* Brief: Reproduce the listing below line for line, with no changes.

* Source records:
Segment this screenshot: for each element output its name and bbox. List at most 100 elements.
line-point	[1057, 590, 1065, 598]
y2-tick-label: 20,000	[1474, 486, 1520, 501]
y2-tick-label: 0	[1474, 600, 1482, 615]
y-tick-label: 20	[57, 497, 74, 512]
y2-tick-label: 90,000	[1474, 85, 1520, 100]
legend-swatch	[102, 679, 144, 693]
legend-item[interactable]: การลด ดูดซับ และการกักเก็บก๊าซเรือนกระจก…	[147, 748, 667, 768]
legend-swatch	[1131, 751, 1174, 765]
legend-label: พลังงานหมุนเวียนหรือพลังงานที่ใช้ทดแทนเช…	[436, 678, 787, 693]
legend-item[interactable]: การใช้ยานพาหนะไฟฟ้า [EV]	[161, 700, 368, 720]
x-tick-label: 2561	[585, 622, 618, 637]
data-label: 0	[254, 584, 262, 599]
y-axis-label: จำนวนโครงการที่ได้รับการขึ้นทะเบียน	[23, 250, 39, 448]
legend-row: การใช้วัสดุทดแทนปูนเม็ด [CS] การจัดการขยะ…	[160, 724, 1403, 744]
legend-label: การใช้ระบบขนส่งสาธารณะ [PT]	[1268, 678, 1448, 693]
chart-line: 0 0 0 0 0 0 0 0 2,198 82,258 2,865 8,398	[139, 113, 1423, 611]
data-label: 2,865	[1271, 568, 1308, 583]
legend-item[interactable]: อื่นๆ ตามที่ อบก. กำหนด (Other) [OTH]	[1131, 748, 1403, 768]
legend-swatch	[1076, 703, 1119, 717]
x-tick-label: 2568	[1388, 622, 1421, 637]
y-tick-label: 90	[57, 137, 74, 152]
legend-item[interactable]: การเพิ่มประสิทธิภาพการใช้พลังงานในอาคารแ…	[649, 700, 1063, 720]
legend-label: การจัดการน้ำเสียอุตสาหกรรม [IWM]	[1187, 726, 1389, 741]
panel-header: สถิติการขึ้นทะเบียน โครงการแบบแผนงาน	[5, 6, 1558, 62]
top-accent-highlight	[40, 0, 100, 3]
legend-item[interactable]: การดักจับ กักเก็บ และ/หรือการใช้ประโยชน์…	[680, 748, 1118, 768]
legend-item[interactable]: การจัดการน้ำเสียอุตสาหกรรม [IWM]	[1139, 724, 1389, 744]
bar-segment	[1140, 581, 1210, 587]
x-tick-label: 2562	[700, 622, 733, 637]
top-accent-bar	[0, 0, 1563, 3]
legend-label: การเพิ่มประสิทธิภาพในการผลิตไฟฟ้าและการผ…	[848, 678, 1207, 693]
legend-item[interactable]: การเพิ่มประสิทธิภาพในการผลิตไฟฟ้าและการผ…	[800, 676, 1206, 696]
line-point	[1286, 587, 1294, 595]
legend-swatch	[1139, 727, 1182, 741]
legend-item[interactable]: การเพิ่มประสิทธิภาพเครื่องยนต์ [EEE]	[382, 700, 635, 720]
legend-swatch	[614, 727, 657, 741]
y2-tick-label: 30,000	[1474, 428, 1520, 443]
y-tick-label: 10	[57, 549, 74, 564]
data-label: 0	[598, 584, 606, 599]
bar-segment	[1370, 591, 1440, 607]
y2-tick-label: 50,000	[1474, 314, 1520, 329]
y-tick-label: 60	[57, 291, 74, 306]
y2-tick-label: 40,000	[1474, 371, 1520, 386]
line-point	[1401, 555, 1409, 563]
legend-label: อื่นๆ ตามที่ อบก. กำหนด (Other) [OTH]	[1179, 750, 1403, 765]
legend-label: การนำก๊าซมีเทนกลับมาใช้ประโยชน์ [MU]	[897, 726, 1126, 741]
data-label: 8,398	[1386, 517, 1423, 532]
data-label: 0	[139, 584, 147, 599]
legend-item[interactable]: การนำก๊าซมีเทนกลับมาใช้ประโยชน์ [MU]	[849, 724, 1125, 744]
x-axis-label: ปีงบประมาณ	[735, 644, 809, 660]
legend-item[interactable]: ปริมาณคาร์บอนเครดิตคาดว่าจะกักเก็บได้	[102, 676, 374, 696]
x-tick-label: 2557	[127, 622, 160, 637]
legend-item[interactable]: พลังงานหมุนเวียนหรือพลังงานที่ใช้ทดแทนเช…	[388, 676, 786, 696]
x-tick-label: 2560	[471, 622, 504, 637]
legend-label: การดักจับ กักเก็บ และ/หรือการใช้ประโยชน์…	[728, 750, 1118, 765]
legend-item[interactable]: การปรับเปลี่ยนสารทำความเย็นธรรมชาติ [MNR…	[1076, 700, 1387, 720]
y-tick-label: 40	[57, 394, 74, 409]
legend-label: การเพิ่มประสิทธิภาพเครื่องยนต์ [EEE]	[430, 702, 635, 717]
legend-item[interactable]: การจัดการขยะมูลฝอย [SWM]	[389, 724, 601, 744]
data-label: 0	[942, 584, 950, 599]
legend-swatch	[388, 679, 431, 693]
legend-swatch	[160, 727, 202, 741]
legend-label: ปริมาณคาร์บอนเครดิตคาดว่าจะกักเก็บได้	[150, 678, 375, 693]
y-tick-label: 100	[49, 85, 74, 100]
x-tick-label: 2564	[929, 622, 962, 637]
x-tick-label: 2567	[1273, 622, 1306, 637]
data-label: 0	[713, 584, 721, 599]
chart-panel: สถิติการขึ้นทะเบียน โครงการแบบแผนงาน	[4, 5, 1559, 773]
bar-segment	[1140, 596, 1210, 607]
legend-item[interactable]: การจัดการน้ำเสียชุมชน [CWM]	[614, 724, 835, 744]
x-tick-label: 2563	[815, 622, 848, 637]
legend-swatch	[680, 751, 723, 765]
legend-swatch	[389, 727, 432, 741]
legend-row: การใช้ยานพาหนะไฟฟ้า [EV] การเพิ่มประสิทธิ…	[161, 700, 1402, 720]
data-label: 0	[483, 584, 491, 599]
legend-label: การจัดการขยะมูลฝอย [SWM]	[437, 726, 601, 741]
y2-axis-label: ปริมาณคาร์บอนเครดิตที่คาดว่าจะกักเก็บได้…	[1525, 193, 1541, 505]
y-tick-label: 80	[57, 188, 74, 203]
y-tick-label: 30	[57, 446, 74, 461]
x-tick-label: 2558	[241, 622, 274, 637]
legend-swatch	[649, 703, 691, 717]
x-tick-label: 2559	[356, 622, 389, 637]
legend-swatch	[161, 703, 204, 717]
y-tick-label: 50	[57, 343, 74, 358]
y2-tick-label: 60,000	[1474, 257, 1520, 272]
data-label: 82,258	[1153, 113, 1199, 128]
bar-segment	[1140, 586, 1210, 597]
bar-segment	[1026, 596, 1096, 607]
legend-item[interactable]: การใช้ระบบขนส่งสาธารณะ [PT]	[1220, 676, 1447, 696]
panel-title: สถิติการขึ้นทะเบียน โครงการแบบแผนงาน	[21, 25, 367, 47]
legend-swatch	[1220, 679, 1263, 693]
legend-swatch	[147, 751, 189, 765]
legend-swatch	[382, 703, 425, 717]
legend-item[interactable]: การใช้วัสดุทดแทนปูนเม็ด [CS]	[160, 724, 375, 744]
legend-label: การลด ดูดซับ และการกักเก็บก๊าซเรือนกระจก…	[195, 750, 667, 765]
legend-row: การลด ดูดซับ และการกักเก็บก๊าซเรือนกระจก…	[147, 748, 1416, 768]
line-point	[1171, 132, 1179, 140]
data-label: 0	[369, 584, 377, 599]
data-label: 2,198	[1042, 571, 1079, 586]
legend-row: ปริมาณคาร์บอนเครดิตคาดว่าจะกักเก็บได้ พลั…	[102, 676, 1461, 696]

* Written solution:
Segment this screenshot: for each element output its name and bbox. List at most 100 elements.
line-point	[1057, 590, 1065, 598]
y2-tick-label: 20,000	[1474, 486, 1520, 501]
y2-tick-label: 0	[1474, 600, 1482, 615]
y-tick-label: 20	[57, 497, 74, 512]
y2-tick-label: 90,000	[1474, 85, 1520, 100]
legend-swatch	[102, 679, 144, 693]
legend-item[interactable]: การลด ดูดซับ และการกักเก็บก๊าซเรือนกระจก…	[147, 748, 667, 768]
legend-swatch	[1131, 751, 1174, 765]
legend-label: พลังงานหมุนเวียนหรือพลังงานที่ใช้ทดแทนเช…	[436, 678, 787, 693]
legend-item[interactable]: การใช้ยานพาหนะไฟฟ้า [EV]	[161, 700, 368, 720]
x-tick-label: 2561	[585, 622, 618, 637]
data-label: 0	[254, 584, 262, 599]
y-axis-label: จำนวนโครงการที่ได้รับการขึ้นทะเบียน	[23, 250, 39, 448]
legend-row: การใช้วัสดุทดแทนปูนเม็ด [CS] การจัดการขยะ…	[160, 724, 1403, 744]
legend-label: การใช้ระบบขนส่งสาธารณะ [PT]	[1268, 678, 1448, 693]
chart-line: 0 0 0 0 0 0 0 0 2,198 82,258 2,865 8,398	[139, 113, 1423, 611]
data-label: 2,865	[1271, 568, 1308, 583]
legend-item[interactable]: อื่นๆ ตามที่ อบก. กำหนด (Other) [OTH]	[1131, 748, 1403, 768]
legend-swatch	[1076, 703, 1119, 717]
x-tick-label: 2568	[1388, 622, 1421, 637]
y-tick-label: 90	[57, 137, 74, 152]
legend-item[interactable]: การเพิ่มประสิทธิภาพการใช้พลังงานในอาคารแ…	[649, 700, 1063, 720]
legend-label: การจัดการน้ำเสียอุตสาหกรรม [IWM]	[1187, 726, 1389, 741]
panel-header: สถิติการขึ้นทะเบียน โครงการแบบแผนงาน	[5, 6, 1558, 62]
top-accent-highlight	[40, 0, 100, 3]
legend-item[interactable]: การดักจับ กักเก็บ และ/หรือการใช้ประโยชน์…	[680, 748, 1118, 768]
legend-item[interactable]: การจัดการน้ำเสียอุตสาหกรรม [IWM]	[1139, 724, 1389, 744]
bar-segment	[1140, 581, 1210, 587]
x-tick-label: 2562	[700, 622, 733, 637]
top-accent-bar	[0, 0, 1563, 3]
legend-label: การเพิ่มประสิทธิภาพในการผลิตไฟฟ้าและการผ…	[848, 678, 1207, 693]
legend-item[interactable]: การเพิ่มประสิทธิภาพในการผลิตไฟฟ้าและการผ…	[800, 676, 1206, 696]
line-point	[1286, 587, 1294, 595]
legend-swatch	[1139, 727, 1182, 741]
legend-item[interactable]: การเพิ่มประสิทธิภาพเครื่องยนต์ [EEE]	[382, 700, 635, 720]
legend-swatch	[614, 727, 657, 741]
y2-tick-label: 30,000	[1474, 428, 1520, 443]
y-tick-label: 10	[57, 549, 74, 564]
data-label: 0	[598, 584, 606, 599]
bar-segment	[1370, 591, 1440, 607]
y2-tick-label: 50,000	[1474, 314, 1520, 329]
y-tick-label: 60	[57, 291, 74, 306]
y2-tick-label: 40,000	[1474, 371, 1520, 386]
line-point	[1401, 555, 1409, 563]
legend-label: อื่นๆ ตามที่ อบก. กำหนด (Other) [OTH]	[1179, 750, 1403, 765]
legend-label: การนำก๊าซมีเทนกลับมาใช้ประโยชน์ [MU]	[897, 726, 1126, 741]
data-label: 8,398	[1386, 517, 1423, 532]
data-label: 0	[139, 584, 147, 599]
legend-item[interactable]: การนำก๊าซมีเทนกลับมาใช้ประโยชน์ [MU]	[849, 724, 1125, 744]
x-axis-label: ปีงบประมาณ	[735, 644, 809, 660]
legend-item[interactable]: ปริมาณคาร์บอนเครดิตคาดว่าจะกักเก็บได้	[102, 676, 374, 696]
x-tick-label: 2557	[127, 622, 160, 637]
legend-item[interactable]: พลังงานหมุนเวียนหรือพลังงานที่ใช้ทดแทนเช…	[388, 676, 786, 696]
x-tick-label: 2560	[471, 622, 504, 637]
legend-label: การดักจับ กักเก็บ และ/หรือการใช้ประโยชน์…	[728, 750, 1118, 765]
legend-item[interactable]: การปรับเปลี่ยนสารทำความเย็นธรรมชาติ [MNR…	[1076, 700, 1387, 720]
y-tick-label: 40	[57, 394, 74, 409]
legend-label: การเพิ่มประสิทธิภาพเครื่องยนต์ [EEE]	[430, 702, 635, 717]
legend-item[interactable]: การจัดการขยะมูลฝอย [SWM]	[389, 724, 601, 744]
data-label: 0	[942, 584, 950, 599]
legend-swatch	[388, 679, 431, 693]
legend-swatch	[160, 727, 202, 741]
legend-label: ปริมาณคาร์บอนเครดิตคาดว่าจะกักเก็บได้	[150, 678, 375, 693]
y-tick-label: 100	[49, 85, 74, 100]
x-tick-label: 2564	[929, 622, 962, 637]
x-tick-label: 2567	[1273, 622, 1306, 637]
data-label: 0	[713, 584, 721, 599]
chart-panel: สถิติการขึ้นทะเบียน โครงการแบบแผนงาน	[4, 5, 1559, 773]
bar-segment	[1140, 596, 1210, 607]
legend-item[interactable]: การจัดการน้ำเสียชุมชน [CWM]	[614, 724, 835, 744]
x-tick-label: 2563	[815, 622, 848, 637]
legend-swatch	[680, 751, 723, 765]
legend-swatch	[389, 727, 432, 741]
legend-row: การใช้ยานพาหนะไฟฟ้า [EV] การเพิ่มประสิทธิ…	[161, 700, 1402, 720]
data-label: 0	[483, 584, 491, 599]
legend-label: การจัดการขยะมูลฝอย [SWM]	[437, 726, 601, 741]
y2-axis-label: ปริมาณคาร์บอนเครดิตที่คาดว่าจะกักเก็บได้…	[1525, 193, 1541, 505]
y-tick-label: 80	[57, 188, 74, 203]
y-tick-label: 30	[57, 446, 74, 461]
x-tick-label: 2558	[241, 622, 274, 637]
legend-swatch	[649, 703, 691, 717]
x-tick-label: 2559	[356, 622, 389, 637]
legend-swatch	[161, 703, 204, 717]
y-tick-label: 50	[57, 343, 74, 358]
y2-tick-label: 60,000	[1474, 257, 1520, 272]
data-label: 82,258	[1153, 113, 1199, 128]
bar-segment	[1140, 586, 1210, 597]
bar-segment	[1026, 596, 1096, 607]
legend-item[interactable]: การใช้ระบบขนส่งสาธารณะ [PT]	[1220, 676, 1447, 696]
panel-title: สถิติการขึ้นทะเบียน โครงการแบบแผนงาน	[21, 25, 367, 47]
legend-swatch	[1220, 679, 1263, 693]
legend-swatch	[147, 751, 189, 765]
legend-swatch	[382, 703, 425, 717]
legend-item[interactable]: การใช้วัสดุทดแทนปูนเม็ด [CS]	[160, 724, 375, 744]
legend-label: การลด ดูดซับ และการกักเก็บก๊าซเรือนกระจก…	[195, 750, 667, 765]
legend-row: การลด ดูดซับ และการกักเก็บก๊าซเรือนกระจก…	[147, 748, 1416, 768]
line-point	[1171, 132, 1179, 140]
data-label: 0	[369, 584, 377, 599]
data-label: 2,198	[1042, 571, 1079, 586]
legend-row: ปริมาณคาร์บอนเครดิตคาดว่าจะกักเก็บได้ พลั…	[102, 676, 1461, 696]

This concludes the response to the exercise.